start
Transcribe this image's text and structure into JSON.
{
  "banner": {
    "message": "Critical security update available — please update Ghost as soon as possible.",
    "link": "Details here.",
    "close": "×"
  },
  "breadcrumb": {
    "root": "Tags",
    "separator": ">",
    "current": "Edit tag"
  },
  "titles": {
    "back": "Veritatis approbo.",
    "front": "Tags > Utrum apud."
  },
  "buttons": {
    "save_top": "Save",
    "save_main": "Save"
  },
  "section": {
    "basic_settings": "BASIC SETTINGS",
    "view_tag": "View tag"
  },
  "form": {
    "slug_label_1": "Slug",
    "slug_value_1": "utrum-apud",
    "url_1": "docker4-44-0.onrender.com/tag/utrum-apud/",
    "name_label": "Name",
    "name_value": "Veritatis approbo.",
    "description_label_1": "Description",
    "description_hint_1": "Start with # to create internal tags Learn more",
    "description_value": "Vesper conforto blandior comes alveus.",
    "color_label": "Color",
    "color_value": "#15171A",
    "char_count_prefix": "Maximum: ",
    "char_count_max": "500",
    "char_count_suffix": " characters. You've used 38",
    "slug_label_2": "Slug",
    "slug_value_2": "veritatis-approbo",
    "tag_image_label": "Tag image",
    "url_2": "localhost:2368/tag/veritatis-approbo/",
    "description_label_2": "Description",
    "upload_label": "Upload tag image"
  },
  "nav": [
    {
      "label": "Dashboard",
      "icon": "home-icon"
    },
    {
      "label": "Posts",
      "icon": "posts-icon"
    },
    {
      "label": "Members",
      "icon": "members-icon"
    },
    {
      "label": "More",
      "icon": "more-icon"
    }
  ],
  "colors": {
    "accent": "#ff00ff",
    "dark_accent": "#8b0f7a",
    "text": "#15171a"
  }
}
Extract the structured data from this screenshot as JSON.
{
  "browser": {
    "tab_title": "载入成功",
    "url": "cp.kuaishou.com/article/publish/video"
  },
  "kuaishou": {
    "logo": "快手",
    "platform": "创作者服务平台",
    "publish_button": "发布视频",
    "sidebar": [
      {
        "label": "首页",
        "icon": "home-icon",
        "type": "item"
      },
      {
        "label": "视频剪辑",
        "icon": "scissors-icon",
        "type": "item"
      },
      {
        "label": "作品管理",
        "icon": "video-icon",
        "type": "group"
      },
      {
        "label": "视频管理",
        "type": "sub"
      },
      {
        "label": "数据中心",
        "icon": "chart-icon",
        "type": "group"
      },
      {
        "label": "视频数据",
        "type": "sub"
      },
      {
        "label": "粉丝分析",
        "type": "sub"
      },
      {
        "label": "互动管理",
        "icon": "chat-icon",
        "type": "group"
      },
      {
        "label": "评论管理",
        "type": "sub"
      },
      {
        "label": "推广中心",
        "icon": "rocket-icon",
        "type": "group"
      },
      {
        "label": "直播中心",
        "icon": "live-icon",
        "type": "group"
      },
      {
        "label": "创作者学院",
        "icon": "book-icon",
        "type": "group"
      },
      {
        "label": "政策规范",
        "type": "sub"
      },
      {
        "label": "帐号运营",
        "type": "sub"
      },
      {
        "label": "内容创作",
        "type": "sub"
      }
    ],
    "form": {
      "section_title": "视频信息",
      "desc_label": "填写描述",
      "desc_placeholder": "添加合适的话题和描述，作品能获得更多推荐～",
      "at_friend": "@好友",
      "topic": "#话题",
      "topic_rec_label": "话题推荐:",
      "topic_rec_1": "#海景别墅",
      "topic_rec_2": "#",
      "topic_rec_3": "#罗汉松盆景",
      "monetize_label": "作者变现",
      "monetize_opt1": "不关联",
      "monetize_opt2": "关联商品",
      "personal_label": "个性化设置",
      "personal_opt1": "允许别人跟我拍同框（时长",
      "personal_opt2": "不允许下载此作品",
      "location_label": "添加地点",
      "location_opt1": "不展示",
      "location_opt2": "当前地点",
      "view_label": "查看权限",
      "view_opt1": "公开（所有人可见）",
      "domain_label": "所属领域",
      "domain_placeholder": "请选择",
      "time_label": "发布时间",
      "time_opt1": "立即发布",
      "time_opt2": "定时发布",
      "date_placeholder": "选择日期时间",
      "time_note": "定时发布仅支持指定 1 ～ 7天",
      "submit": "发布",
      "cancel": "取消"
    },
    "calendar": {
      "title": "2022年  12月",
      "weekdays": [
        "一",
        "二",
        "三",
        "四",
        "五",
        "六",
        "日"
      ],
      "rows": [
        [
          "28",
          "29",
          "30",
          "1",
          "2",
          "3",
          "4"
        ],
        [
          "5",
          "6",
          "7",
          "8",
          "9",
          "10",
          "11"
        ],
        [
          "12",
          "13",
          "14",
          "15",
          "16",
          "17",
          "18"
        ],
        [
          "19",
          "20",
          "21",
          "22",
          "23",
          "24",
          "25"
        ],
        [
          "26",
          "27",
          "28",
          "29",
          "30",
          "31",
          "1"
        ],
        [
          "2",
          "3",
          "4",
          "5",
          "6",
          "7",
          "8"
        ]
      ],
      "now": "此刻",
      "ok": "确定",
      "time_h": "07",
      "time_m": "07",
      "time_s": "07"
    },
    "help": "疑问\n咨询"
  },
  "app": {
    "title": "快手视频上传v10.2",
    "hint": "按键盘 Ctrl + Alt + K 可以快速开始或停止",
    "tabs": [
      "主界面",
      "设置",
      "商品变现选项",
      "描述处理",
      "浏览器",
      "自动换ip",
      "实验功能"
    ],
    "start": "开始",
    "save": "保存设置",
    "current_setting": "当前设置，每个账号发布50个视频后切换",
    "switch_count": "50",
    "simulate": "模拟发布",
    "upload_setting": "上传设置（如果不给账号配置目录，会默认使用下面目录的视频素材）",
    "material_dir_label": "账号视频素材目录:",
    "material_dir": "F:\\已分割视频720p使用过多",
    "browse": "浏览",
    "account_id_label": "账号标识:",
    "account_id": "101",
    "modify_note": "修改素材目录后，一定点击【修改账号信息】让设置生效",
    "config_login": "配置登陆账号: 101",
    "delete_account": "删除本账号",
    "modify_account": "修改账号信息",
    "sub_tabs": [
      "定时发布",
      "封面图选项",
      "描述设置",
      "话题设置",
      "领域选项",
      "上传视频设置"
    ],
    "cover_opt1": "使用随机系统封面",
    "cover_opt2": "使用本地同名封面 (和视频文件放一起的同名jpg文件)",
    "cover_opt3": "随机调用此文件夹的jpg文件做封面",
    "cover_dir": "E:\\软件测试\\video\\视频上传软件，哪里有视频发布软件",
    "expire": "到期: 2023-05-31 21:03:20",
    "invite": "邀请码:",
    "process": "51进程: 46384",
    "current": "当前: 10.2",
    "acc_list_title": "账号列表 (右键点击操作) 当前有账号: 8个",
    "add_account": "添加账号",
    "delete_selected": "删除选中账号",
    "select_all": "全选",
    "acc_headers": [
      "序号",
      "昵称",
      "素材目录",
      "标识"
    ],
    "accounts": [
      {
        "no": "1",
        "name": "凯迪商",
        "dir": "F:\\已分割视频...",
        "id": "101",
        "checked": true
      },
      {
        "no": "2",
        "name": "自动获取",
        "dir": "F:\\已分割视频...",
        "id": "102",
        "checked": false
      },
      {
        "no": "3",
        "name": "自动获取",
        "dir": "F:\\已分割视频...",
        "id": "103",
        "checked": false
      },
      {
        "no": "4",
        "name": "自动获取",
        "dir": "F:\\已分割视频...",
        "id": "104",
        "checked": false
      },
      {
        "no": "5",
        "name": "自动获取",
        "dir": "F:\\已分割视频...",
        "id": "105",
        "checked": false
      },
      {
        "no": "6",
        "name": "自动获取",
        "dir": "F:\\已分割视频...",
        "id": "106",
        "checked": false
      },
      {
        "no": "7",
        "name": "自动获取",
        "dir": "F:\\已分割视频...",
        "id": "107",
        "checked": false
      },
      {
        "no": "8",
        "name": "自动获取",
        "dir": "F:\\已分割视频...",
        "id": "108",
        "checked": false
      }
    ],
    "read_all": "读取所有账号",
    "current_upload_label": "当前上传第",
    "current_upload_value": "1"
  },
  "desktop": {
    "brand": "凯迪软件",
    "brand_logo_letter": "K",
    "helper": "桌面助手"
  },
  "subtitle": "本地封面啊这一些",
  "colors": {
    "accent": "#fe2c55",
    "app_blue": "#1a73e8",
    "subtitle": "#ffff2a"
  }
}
end
* **GIVEN PROBLEM**
Search the records above for "icon". Copy each line where it is found.

* **RESULT OF THIS TASK**
      "icon": "home-icon"
      "icon": "posts-icon"
      "icon": "members-icon"
      "icon": "more-icon"
        "icon": "home-icon",
        "icon": "scissors-icon",
        "icon": "video-icon",
        "icon": "chart-icon",
        "icon": "chat-icon",
        "icon": "rocket-icon",
        "icon": "live-icon",
        "icon": "book-icon",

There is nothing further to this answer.